Given task. Your task is to copy each line that has the word "values".

=== Extracted entries ===

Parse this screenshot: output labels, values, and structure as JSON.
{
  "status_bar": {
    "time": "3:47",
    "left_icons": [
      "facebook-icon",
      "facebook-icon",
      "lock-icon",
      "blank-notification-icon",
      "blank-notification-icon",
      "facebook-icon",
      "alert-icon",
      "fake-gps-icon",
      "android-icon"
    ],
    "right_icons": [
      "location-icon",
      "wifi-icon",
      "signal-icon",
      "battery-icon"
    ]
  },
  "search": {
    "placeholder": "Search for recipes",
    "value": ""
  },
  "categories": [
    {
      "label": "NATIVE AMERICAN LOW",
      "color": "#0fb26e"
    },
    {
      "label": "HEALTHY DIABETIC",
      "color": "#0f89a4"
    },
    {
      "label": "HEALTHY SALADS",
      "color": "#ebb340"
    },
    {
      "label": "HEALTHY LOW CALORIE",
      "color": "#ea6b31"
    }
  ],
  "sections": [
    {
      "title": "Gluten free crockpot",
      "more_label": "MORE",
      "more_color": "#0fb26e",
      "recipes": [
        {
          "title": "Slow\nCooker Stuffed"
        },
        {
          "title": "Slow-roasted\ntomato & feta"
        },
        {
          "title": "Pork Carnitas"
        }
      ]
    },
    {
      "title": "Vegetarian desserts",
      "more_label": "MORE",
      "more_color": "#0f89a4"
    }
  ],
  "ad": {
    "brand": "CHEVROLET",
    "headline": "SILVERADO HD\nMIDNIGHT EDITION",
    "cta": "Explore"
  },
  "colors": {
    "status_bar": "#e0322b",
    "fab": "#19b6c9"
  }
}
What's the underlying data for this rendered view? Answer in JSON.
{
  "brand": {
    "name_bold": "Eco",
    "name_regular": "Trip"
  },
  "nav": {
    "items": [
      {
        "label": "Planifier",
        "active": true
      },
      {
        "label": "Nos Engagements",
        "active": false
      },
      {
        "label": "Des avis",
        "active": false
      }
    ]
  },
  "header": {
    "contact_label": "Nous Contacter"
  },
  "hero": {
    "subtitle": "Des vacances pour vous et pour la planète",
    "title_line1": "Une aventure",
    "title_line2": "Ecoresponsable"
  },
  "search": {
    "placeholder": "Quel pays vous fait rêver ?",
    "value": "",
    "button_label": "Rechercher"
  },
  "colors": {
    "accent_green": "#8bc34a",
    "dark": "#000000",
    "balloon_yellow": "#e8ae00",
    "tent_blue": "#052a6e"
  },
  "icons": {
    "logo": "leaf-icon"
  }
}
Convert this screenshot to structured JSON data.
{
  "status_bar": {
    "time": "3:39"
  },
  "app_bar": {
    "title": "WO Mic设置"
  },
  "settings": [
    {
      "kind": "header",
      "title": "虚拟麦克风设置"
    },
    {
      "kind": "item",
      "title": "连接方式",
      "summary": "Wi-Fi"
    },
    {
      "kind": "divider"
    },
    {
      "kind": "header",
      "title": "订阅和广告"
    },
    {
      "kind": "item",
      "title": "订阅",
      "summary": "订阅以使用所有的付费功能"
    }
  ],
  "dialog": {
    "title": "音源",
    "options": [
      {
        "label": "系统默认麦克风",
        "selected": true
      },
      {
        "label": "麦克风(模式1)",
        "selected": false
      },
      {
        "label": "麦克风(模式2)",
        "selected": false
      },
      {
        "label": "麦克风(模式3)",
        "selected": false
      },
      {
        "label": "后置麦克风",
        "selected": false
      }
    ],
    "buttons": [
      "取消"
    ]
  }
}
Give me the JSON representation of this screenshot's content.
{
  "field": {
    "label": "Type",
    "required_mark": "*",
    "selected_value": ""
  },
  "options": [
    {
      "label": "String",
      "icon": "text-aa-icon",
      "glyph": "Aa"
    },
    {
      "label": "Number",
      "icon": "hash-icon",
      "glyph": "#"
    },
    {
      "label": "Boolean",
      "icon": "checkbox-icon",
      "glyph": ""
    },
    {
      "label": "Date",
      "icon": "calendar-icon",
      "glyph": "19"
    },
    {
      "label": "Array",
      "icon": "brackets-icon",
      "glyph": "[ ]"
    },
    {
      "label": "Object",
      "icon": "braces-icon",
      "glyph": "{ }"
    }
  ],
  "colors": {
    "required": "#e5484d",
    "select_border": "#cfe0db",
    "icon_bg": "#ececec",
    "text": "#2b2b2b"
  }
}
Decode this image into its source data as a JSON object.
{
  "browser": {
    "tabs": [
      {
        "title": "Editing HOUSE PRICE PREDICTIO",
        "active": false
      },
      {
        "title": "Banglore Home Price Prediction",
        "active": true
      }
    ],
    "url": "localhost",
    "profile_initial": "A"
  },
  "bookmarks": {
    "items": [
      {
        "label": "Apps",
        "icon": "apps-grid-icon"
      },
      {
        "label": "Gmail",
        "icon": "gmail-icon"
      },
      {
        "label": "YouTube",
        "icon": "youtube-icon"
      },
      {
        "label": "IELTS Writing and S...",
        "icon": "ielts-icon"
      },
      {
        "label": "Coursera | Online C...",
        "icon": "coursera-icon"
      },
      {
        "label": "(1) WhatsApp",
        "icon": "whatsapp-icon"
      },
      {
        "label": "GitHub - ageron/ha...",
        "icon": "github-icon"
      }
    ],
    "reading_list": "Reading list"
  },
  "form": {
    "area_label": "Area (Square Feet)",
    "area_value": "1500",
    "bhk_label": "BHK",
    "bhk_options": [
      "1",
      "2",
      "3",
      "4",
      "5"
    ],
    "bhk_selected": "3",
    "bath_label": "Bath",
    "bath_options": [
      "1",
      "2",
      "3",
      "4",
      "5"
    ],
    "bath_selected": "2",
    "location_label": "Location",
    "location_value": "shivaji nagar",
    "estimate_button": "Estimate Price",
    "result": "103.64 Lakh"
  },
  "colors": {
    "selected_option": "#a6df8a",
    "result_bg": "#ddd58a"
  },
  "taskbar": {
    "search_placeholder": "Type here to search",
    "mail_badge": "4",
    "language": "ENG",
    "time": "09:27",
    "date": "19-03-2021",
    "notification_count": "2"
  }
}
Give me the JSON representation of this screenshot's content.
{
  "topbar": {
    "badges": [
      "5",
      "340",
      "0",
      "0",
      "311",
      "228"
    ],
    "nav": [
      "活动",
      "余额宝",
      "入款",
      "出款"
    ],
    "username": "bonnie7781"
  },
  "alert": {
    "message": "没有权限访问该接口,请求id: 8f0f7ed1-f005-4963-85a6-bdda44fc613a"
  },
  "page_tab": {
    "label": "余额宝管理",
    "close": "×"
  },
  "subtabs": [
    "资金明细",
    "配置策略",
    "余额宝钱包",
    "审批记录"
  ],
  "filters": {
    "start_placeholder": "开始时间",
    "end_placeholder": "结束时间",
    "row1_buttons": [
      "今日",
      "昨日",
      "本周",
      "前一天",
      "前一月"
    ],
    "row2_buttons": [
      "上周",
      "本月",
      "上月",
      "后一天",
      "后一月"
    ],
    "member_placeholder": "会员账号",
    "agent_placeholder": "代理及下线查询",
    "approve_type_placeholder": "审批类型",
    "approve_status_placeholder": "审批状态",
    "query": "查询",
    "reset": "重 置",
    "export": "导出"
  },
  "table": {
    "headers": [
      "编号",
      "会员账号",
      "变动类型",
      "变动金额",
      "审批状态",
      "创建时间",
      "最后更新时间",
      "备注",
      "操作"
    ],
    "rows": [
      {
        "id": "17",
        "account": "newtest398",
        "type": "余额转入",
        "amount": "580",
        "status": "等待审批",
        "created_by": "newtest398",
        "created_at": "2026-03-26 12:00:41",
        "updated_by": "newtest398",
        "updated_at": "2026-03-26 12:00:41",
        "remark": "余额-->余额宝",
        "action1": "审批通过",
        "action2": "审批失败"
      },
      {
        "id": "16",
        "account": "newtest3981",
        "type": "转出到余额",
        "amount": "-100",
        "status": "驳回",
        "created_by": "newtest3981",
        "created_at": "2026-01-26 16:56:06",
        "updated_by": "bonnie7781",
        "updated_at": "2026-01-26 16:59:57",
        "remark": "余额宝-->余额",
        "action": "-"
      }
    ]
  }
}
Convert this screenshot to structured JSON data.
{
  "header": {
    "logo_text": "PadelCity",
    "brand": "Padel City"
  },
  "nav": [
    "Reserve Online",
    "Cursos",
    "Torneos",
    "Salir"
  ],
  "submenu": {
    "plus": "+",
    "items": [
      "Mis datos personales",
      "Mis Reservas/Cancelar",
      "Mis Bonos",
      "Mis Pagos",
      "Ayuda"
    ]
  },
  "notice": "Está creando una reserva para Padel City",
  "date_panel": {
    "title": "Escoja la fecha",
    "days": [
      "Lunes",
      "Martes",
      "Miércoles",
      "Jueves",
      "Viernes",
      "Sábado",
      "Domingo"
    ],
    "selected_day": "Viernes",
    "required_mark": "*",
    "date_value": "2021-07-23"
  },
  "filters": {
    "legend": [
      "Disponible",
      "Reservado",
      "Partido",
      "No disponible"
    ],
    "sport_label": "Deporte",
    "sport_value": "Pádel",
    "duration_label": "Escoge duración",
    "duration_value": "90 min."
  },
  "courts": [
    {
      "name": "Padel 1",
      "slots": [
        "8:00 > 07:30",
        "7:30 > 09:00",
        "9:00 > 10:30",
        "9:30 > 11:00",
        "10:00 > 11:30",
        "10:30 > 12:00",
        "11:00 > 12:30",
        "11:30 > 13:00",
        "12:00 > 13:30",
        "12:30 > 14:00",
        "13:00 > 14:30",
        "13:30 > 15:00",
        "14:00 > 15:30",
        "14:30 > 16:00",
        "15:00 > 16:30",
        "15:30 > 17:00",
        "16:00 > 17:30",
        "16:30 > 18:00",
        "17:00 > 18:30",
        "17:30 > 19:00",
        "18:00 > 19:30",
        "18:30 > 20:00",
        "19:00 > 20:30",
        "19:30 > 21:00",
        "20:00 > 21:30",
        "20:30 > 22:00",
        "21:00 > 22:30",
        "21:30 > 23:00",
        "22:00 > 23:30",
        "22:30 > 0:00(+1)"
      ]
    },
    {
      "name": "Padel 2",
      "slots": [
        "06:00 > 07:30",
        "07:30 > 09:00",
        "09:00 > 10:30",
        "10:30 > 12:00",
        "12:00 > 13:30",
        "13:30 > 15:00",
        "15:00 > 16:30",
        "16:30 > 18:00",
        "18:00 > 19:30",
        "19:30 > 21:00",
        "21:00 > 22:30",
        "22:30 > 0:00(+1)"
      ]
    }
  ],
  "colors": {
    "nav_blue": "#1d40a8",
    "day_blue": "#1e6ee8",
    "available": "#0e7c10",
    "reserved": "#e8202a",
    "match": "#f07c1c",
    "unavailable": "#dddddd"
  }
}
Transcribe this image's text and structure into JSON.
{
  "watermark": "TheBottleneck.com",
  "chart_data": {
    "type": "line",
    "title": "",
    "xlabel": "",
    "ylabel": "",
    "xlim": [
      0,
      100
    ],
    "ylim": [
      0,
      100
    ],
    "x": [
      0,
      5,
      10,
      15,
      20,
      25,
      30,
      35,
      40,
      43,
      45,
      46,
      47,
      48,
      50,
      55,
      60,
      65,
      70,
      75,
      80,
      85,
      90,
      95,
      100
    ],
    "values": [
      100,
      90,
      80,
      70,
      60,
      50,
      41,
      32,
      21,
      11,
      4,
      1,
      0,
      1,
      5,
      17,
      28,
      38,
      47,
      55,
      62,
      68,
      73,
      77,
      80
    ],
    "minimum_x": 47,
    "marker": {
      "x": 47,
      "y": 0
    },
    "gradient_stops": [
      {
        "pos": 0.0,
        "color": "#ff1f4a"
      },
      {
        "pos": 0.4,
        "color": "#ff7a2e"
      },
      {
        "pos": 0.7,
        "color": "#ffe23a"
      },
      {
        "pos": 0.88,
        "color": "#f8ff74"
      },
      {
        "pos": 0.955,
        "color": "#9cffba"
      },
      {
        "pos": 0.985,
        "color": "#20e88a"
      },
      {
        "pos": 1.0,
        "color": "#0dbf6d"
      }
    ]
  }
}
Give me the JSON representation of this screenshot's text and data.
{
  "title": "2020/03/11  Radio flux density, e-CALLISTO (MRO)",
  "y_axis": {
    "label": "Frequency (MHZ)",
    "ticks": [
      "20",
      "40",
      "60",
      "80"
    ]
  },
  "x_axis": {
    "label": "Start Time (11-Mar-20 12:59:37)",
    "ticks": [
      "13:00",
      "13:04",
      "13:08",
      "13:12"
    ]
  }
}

===

Exercise solution.
Parse this screenshot: output labels, values, and structure as JSON.
    "values": [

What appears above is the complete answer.